§ Goal: Determine the number of lines that have the string "structure" in them, and give only that number.

Dataset rows about figures:

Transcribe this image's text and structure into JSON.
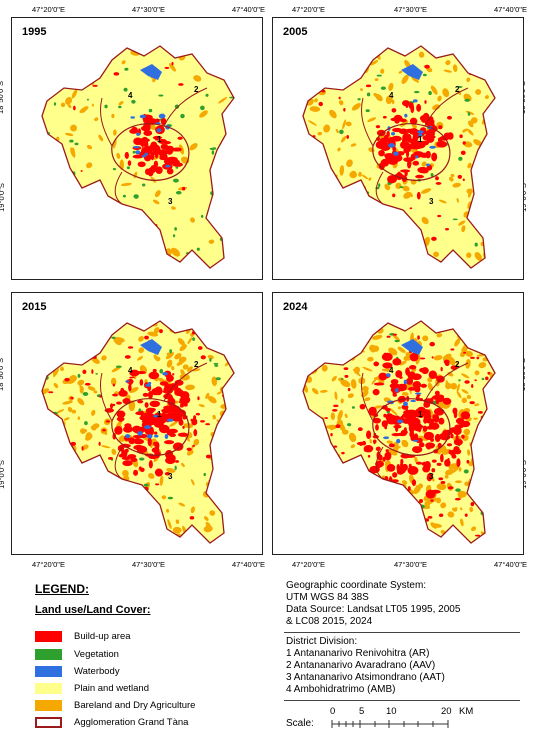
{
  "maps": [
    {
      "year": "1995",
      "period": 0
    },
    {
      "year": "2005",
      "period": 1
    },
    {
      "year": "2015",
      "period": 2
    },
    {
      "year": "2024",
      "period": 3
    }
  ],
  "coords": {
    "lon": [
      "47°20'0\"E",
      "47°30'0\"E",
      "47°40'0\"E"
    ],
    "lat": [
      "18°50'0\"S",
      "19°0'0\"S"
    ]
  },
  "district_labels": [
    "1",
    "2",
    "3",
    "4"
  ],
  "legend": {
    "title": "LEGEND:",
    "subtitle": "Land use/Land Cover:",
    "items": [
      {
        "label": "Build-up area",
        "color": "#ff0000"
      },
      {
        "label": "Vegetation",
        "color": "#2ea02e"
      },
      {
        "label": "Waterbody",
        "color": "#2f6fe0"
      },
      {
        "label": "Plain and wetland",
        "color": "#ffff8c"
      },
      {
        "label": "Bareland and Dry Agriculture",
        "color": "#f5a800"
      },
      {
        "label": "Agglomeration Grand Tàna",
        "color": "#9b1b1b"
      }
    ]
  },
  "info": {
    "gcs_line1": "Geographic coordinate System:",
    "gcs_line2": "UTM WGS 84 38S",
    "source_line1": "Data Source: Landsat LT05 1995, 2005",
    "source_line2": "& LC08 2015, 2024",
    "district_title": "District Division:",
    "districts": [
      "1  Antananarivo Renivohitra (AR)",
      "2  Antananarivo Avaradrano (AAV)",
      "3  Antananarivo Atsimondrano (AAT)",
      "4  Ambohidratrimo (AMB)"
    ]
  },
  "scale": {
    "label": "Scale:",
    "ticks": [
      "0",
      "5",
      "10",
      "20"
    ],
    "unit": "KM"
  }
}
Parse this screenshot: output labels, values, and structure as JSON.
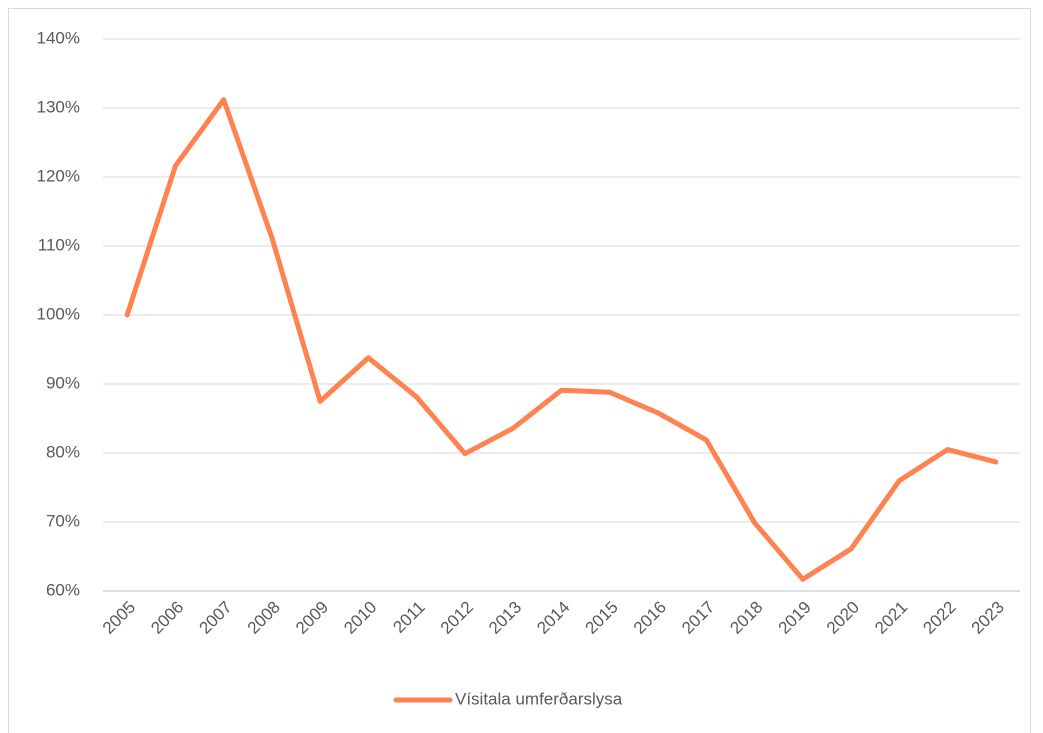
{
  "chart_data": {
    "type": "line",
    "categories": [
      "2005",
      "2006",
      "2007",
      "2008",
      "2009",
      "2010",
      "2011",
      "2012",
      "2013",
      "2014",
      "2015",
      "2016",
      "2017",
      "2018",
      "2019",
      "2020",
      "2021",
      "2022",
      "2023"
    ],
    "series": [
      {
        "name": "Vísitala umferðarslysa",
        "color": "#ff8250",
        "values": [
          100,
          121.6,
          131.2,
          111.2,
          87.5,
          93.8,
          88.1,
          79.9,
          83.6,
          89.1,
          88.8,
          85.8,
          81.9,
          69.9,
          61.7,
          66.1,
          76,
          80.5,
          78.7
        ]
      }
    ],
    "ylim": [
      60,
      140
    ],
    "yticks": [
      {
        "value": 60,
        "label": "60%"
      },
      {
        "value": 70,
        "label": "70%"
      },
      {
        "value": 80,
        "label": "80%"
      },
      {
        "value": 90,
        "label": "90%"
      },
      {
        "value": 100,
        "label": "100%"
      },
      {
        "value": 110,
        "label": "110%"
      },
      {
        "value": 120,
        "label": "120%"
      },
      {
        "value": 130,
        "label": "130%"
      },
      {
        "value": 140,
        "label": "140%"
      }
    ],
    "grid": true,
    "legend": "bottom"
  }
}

§ Problem solution: 2